Exercise goal:
Copy all lines that contain the word "Basic".

Listed entries:
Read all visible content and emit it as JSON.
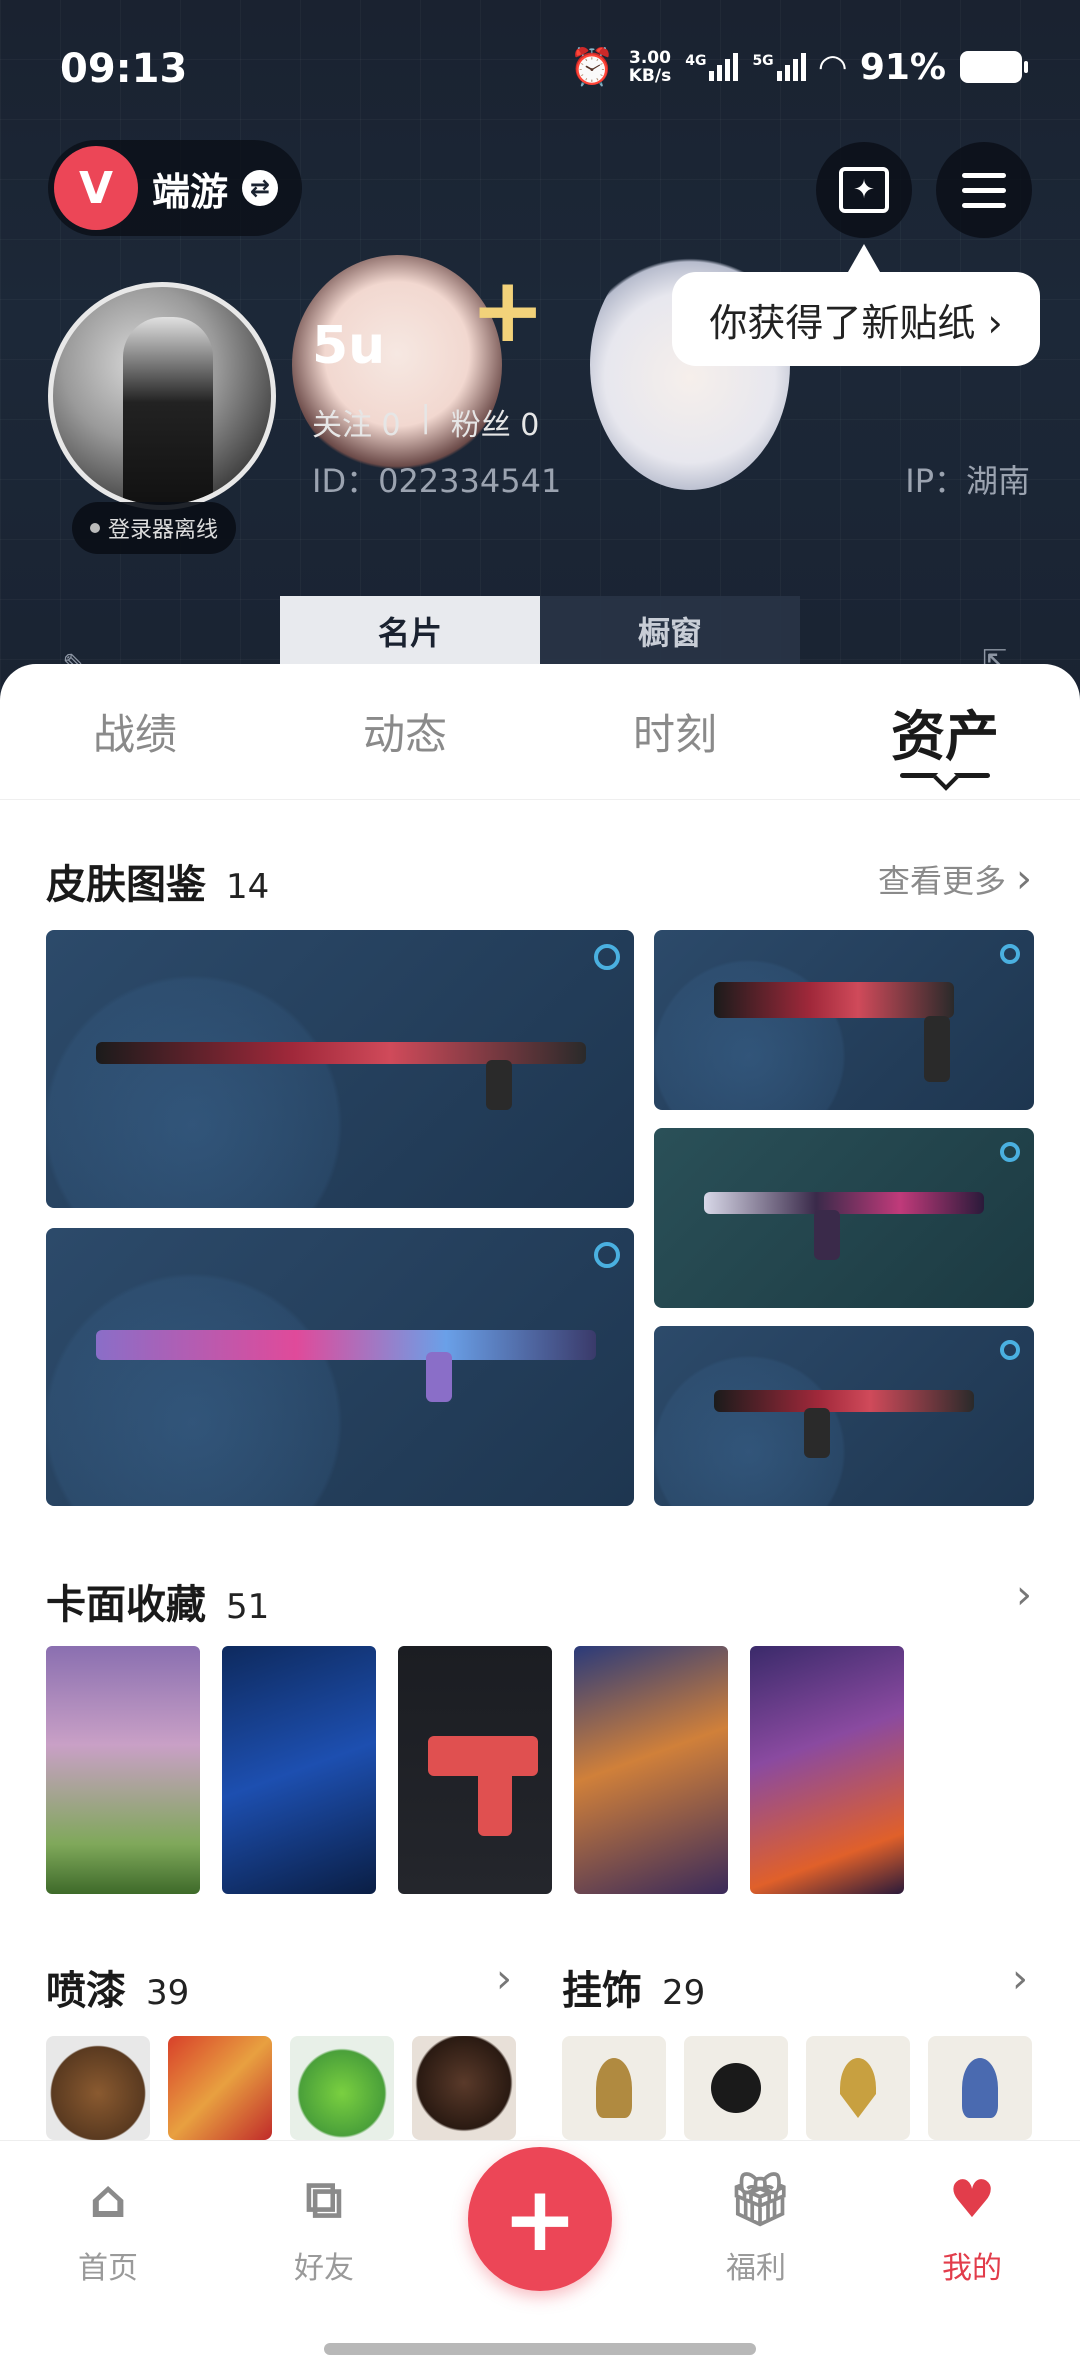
{
  "status_bar": {
    "time": "09:13",
    "speed_value": "3.00",
    "speed_unit": "KB/s",
    "network_1": "4G",
    "network_2": "5G",
    "battery": "91%"
  },
  "header": {
    "game_name": "端游",
    "sticker_tooltip": "你获得了新贴纸 ›"
  },
  "profile": {
    "username": "5u",
    "follow_label": "关注 0",
    "divider": "|",
    "fans_label": "粉丝 0",
    "id": "ID：022334541",
    "ip": "IP：湖南",
    "login_status": "登录器离线"
  },
  "card_tabs": [
    {
      "label": "名片",
      "active": true
    },
    {
      "label": "橱窗",
      "active": false
    }
  ],
  "main_tabs": [
    {
      "label": "战绩",
      "active": false
    },
    {
      "label": "动态",
      "active": false
    },
    {
      "label": "时刻",
      "active": false
    },
    {
      "label": "资产",
      "active": true
    }
  ],
  "skins": {
    "title": "皮肤图鉴",
    "count": "14",
    "more_label": "查看更多"
  },
  "cards": {
    "title": "卡面收藏",
    "count": "51"
  },
  "sprays": {
    "title": "喷漆",
    "count": "39"
  },
  "charms": {
    "title": "挂饰",
    "count": "29"
  },
  "bottom_nav": [
    {
      "label": "首页",
      "icon": "home-icon"
    },
    {
      "label": "好友",
      "icon": "friends-icon"
    },
    {
      "label": "",
      "icon": "plus-icon"
    },
    {
      "label": "福利",
      "icon": "gift-icon"
    },
    {
      "label": "我的",
      "icon": "profile-icon",
      "active": true
    }
  ],
  "colors": {
    "accent": "#ec4657",
    "hero_bg": "#1a2230",
    "active_nav": "#e23d4b"
  }
}
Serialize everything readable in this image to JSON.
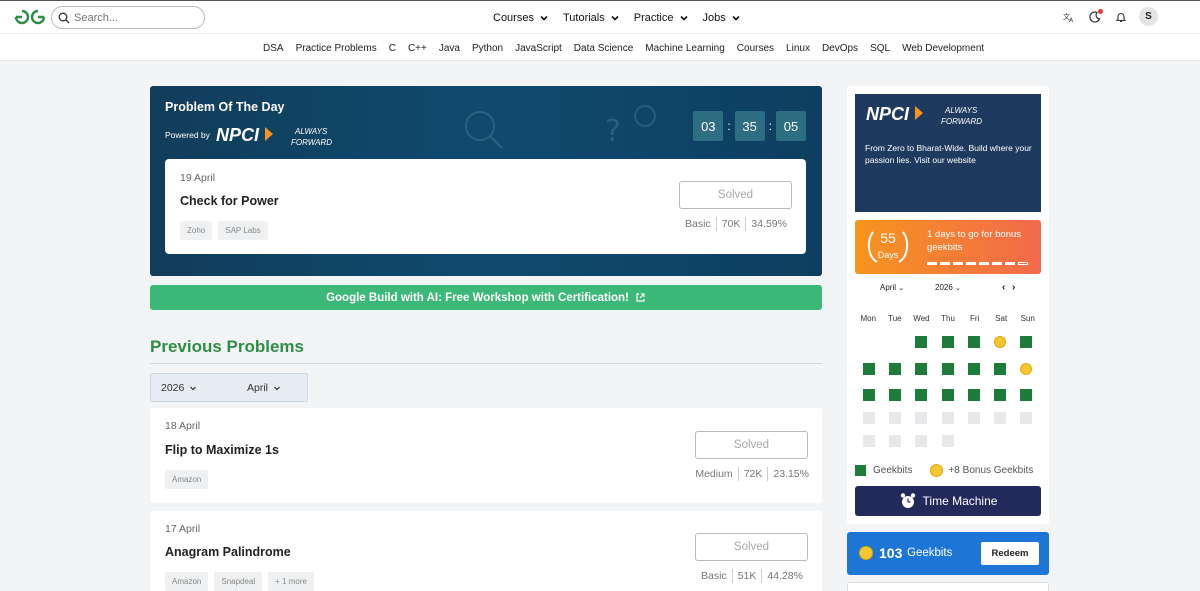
{
  "header": {
    "search_placeholder": "Search...",
    "nav": [
      {
        "label": "Courses"
      },
      {
        "label": "Tutorials"
      },
      {
        "label": "Practice"
      },
      {
        "label": "Jobs"
      }
    ],
    "avatar_letter": "S"
  },
  "subnav": [
    "DSA",
    "Practice Problems",
    "C",
    "C++",
    "Java",
    "Python",
    "JavaScript",
    "Data Science",
    "Machine Learning",
    "Courses",
    "Linux",
    "DevOps",
    "SQL",
    "Web Development"
  ],
  "potd": {
    "title": "Problem Of The Day",
    "powered_by": "Powered by",
    "timer": [
      "03",
      "35",
      "05"
    ],
    "date": "19 April",
    "problem": "Check for Power",
    "tags": [
      "Zoho",
      "SAP Labs"
    ],
    "status": "Solved",
    "difficulty": "Basic",
    "submissions": "70K",
    "accuracy": "34.59%"
  },
  "workshop": {
    "label": "Google Build with AI: Free Workshop with Certification!"
  },
  "previous": {
    "title": "Previous Problems",
    "year": "2026",
    "month": "April",
    "problems": [
      {
        "date": "18 April",
        "name": "Flip to Maximize 1s",
        "tags": [
          "Amazon"
        ],
        "status": "Solved",
        "difficulty": "Medium",
        "submissions": "72K",
        "accuracy": "23.15%"
      },
      {
        "date": "17 April",
        "name": "Anagram Palindrome",
        "tags": [
          "Amazon",
          "Snapdeal",
          "+ 1 more"
        ],
        "status": "Solved",
        "difficulty": "Basic",
        "submissions": "51K",
        "accuracy": "44.28%"
      }
    ]
  },
  "sidebar": {
    "ad": {
      "logo_text": "NPCI",
      "tagline": "ALWAYS FORWARD",
      "text": "From Zero to Bharat-Wide. Build where your passion lies. Visit our website"
    },
    "streak": {
      "days": "55",
      "days_label": "Days",
      "message": "1 days to go for bonus geekbits"
    },
    "calendar": {
      "month": "April",
      "year": "2026",
      "day_names": [
        "Mon",
        "Tue",
        "Wed",
        "Thu",
        "Fri",
        "Sat",
        "Sun"
      ]
    },
    "legend": {
      "geekbits": "Geekbits",
      "bonus": "+8 Bonus Geekbits"
    },
    "time_machine": "Time Machine"
  },
  "geekbits": {
    "count": "103",
    "label": "Geekbits",
    "redeem": "Redeem"
  }
}
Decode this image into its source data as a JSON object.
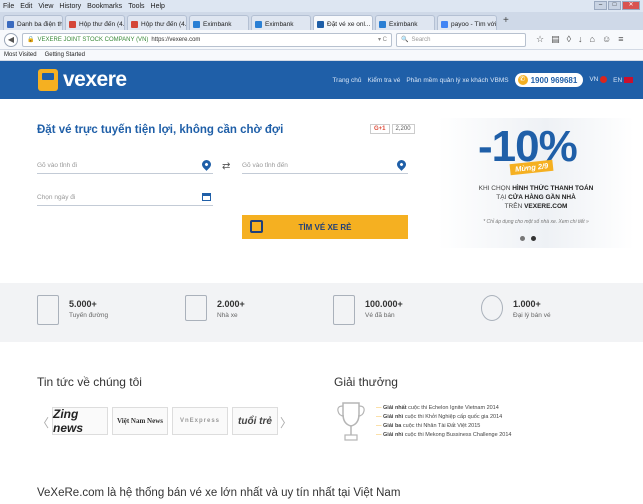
{
  "browser": {
    "menu": [
      "File",
      "Edit",
      "View",
      "History",
      "Bookmarks",
      "Tools",
      "Help"
    ],
    "tabs": [
      {
        "label": "Danh ba điện th...",
        "color": "#3b6bbf",
        "active": false
      },
      {
        "label": "Hộp thư đến (4...",
        "color": "#d44638",
        "active": false
      },
      {
        "label": "Hộp thư đến (4...",
        "color": "#d44638",
        "active": false
      },
      {
        "label": "Eximbank",
        "color": "#2a7fd4",
        "active": false
      },
      {
        "label": "Eximbank",
        "color": "#2a7fd4",
        "active": false
      },
      {
        "label": "Đặt vé xe onl...",
        "color": "#1f5fa8",
        "active": true
      },
      {
        "label": "Eximbank",
        "color": "#2a7fd4",
        "active": false
      },
      {
        "label": "payoo - Tìm với...",
        "color": "#4285f4",
        "active": false
      }
    ],
    "url_org": "VEXERE JOINT STOCK COMPANY (VN)",
    "url": "https://vexere.com",
    "search_placeholder": "Search",
    "bookmarks": [
      "Most Visited",
      "Getting Started"
    ]
  },
  "header": {
    "logo": "vexere",
    "nav": [
      "Trang chủ",
      "Kiểm tra vé",
      "Phần mềm quản lý xe khách VBMS"
    ],
    "hotline": "1900 969681",
    "lang_vn": "VN",
    "lang_en": "EN"
  },
  "booking": {
    "title": "Đặt vé trực tuyến tiện lợi, không cần chờ đợi",
    "gplus_label": "G+1",
    "gplus_count": "2,200",
    "from_placeholder": "Gõ vào tỉnh đi",
    "to_placeholder": "Gõ vào tỉnh đến",
    "date_placeholder": "Chọn ngày đi",
    "search_button": "TÌM VÉ XE RẺ"
  },
  "promo": {
    "discount": "-10%",
    "occasion": "Mừng 2/9",
    "line1_pre": "KHI CHỌN",
    "line1_bold": "HÌNH THỨC THANH TOÁN",
    "line2_pre": "TẠI",
    "line2_bold": "CỬA HÀNG GẦN NHÀ",
    "line3_pre": "TRÊN",
    "line3_bold": "VEXERE.COM",
    "note": "* Chỉ áp dụng cho một số nhà xe. Xem chi tiết »"
  },
  "stats": [
    {
      "value": "5.000+",
      "label": "Tuyến đường",
      "icon": "building-icon"
    },
    {
      "value": "2.000+",
      "label": "Nhà xe",
      "icon": "bus-icon"
    },
    {
      "value": "100.000+",
      "label": "Vé đã bán",
      "icon": "ticket-icon"
    },
    {
      "value": "1.000+",
      "label": "Đại lý bán vé",
      "icon": "location-icon"
    }
  ],
  "news": {
    "title": "Tin tức về chúng tôi",
    "logos": [
      "Zing news",
      "Việt Nam News",
      "VnExpress",
      "tuổi trẻ"
    ]
  },
  "awards": {
    "title": "Giải thưởng",
    "items": [
      {
        "rank": "Giải nhất",
        "text": "cuộc thi Echelon Ignite Vietnam 2014"
      },
      {
        "rank": "Giải nhì",
        "text": "cuộc thi Khởi Nghiệp cấp quốc gia 2014"
      },
      {
        "rank": "Giải ba",
        "text": "cuộc thi Nhân Tài Đất Việt 2015"
      },
      {
        "rank": "Giải nhì",
        "text": "cuộc thi Mekong Bussiness Challenge 2014"
      }
    ]
  },
  "footer": {
    "headline": "VeXeRe.com là hệ thống bán vé xe lớn nhất và uy tín nhất tại Việt Nam"
  }
}
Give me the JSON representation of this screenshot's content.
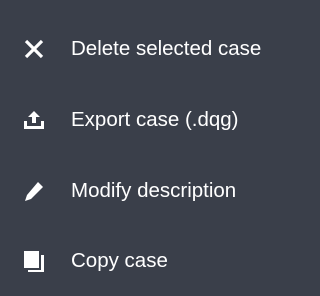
{
  "menu": {
    "background": "#3a3f4a",
    "text_color": "#ffffff",
    "items": [
      {
        "label": "Delete selected case",
        "icon": "close-icon"
      },
      {
        "label": "Export case (.dqg)",
        "icon": "export-icon"
      },
      {
        "label": "Modify description",
        "icon": "pencil-icon"
      },
      {
        "label": "Copy case",
        "icon": "copy-icon"
      }
    ]
  }
}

Response below:
    "difficulty": "Basic",
        "difficulty": "Basic",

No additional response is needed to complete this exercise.